◆ RECORDS TO USE
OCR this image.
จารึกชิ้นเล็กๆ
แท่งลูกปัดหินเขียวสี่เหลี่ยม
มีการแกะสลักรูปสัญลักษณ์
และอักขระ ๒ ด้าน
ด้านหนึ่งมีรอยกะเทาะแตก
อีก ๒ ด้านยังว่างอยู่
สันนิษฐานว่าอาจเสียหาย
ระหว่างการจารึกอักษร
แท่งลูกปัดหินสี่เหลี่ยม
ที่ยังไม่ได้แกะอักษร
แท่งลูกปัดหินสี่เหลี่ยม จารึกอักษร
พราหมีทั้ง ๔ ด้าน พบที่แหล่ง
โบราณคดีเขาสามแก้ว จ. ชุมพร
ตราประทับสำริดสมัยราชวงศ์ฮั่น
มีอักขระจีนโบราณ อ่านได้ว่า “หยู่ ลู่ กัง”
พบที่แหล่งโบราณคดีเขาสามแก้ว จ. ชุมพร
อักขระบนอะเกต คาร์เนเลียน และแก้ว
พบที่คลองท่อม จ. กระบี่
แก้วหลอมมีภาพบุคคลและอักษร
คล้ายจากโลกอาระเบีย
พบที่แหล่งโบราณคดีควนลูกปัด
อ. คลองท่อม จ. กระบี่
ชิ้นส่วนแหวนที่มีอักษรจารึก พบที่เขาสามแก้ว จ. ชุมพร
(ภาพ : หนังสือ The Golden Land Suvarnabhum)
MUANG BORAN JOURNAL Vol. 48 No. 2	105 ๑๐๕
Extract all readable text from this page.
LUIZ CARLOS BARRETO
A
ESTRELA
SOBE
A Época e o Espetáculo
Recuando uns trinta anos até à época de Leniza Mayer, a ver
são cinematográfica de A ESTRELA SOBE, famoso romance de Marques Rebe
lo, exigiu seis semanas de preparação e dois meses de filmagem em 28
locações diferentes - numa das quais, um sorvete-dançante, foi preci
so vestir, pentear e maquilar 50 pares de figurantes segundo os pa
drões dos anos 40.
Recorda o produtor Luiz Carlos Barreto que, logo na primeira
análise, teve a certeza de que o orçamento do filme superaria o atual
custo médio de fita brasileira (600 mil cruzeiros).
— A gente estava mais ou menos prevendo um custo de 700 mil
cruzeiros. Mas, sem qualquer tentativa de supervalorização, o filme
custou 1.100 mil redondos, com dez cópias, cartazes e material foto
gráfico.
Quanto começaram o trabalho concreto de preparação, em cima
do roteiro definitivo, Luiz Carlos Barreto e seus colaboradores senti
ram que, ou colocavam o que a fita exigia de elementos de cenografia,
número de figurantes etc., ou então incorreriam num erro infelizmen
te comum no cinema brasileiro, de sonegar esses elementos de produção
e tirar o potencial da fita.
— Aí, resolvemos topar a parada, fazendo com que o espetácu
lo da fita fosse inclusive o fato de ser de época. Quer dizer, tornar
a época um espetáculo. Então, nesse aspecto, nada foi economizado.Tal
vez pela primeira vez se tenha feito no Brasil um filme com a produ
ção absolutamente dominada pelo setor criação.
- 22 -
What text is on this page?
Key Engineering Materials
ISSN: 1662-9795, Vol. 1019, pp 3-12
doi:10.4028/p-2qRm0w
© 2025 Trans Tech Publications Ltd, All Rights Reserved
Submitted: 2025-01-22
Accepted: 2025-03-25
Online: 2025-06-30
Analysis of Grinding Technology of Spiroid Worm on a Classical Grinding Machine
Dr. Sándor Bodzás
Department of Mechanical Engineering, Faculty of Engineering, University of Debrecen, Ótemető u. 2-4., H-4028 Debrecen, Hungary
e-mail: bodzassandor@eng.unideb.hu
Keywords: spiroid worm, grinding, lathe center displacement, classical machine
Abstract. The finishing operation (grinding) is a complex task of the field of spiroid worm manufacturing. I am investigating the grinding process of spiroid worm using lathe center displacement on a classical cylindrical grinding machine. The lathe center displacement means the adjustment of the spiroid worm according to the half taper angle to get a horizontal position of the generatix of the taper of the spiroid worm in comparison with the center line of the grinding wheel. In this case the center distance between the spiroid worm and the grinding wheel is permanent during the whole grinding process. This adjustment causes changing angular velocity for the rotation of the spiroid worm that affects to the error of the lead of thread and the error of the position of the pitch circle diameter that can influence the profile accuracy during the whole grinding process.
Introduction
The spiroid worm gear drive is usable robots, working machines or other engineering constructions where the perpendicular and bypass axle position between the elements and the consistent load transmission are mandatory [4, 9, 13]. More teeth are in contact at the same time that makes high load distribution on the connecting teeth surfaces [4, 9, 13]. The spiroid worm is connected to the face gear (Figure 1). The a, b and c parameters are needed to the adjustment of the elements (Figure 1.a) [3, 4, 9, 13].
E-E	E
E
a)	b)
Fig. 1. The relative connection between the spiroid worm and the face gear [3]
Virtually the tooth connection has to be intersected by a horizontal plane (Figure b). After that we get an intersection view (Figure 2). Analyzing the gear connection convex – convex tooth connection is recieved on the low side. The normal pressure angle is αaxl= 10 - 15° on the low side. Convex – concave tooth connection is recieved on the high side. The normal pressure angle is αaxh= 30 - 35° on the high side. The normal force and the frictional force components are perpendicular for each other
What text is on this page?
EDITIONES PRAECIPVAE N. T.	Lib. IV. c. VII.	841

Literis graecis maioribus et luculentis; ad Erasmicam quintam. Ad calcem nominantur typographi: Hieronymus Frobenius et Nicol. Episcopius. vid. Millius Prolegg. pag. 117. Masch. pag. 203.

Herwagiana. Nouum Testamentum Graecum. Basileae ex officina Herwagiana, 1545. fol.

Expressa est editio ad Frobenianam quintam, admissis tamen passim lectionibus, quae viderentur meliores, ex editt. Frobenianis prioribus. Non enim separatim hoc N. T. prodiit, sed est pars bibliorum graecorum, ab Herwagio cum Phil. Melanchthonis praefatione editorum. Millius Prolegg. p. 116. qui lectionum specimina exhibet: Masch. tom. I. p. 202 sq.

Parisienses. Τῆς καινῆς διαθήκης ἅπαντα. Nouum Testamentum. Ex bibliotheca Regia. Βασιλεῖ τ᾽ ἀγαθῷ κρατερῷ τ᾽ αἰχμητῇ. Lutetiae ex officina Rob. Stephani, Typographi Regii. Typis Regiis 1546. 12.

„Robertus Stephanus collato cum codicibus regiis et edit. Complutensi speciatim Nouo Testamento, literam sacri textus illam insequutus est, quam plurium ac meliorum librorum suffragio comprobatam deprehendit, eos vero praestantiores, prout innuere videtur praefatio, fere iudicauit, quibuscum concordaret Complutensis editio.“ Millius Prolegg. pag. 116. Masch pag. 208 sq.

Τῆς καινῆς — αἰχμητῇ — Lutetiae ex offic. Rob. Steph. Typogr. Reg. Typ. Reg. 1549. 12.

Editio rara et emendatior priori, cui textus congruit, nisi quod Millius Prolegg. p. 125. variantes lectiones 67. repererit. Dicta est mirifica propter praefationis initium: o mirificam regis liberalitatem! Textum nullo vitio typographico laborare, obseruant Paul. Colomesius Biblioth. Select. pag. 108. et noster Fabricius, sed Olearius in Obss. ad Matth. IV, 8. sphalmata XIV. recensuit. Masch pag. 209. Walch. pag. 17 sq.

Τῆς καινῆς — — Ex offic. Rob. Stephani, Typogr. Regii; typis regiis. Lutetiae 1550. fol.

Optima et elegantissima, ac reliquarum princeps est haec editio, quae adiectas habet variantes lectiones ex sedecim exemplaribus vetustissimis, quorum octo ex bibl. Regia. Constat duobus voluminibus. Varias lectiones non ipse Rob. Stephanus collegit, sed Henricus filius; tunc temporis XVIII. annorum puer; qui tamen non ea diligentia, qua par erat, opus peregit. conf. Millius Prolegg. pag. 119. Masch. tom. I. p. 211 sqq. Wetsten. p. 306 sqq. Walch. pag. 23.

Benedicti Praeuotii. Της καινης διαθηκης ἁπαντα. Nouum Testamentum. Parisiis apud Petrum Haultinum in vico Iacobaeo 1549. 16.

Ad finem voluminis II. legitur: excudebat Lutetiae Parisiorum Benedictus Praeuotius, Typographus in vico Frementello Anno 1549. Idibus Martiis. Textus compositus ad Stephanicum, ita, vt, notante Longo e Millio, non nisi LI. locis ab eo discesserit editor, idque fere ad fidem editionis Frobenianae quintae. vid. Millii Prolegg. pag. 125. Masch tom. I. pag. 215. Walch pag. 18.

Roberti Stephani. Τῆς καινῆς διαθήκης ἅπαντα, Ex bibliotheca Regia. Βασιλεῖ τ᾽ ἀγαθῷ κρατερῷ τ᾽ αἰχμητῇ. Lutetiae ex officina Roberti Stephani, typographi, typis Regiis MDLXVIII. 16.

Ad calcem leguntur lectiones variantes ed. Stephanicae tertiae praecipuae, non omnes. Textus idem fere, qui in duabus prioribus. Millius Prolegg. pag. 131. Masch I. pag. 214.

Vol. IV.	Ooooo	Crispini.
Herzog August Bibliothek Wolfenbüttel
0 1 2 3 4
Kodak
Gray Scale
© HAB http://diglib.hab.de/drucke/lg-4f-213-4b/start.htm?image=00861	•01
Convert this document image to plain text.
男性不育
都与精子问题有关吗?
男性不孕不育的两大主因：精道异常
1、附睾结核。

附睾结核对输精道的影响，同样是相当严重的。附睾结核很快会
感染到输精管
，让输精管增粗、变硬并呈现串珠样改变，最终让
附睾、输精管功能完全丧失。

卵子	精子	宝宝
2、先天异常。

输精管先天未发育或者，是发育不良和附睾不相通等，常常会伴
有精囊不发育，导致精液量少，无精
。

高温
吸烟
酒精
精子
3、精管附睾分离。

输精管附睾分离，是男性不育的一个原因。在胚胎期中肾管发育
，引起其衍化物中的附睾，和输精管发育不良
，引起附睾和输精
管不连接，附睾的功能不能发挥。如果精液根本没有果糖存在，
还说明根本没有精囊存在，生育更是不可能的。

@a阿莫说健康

◆ WHAT YOU HAVE TO DO
Copy every line that includes the string "prioribus" from the material above.

◆ EXERCISE SOLUTION
Expressa est editio ad Frobenianam quintam, admissis tamen passim lectionibus, quae viderentur meliores, ex editt. Frobenianis prioribus. Non enim separatim hoc N. T. prodiit, sed est pars bibliorum graecorum, ab Herwagio cum Phil. Melanchthonis praefatione editorum. Millius Prolegg. p. 116. qui lectionum specimina exhibet: Masch. tom. I. p. 202 sq.
Ad calcem leguntur lectiones variantes ed. Stephanicae tertiae praecipuae, non omnes. Textus idem fere, qui in duabus prioribus. Millius Prolegg. pag. 131. Masch I. pag. 214.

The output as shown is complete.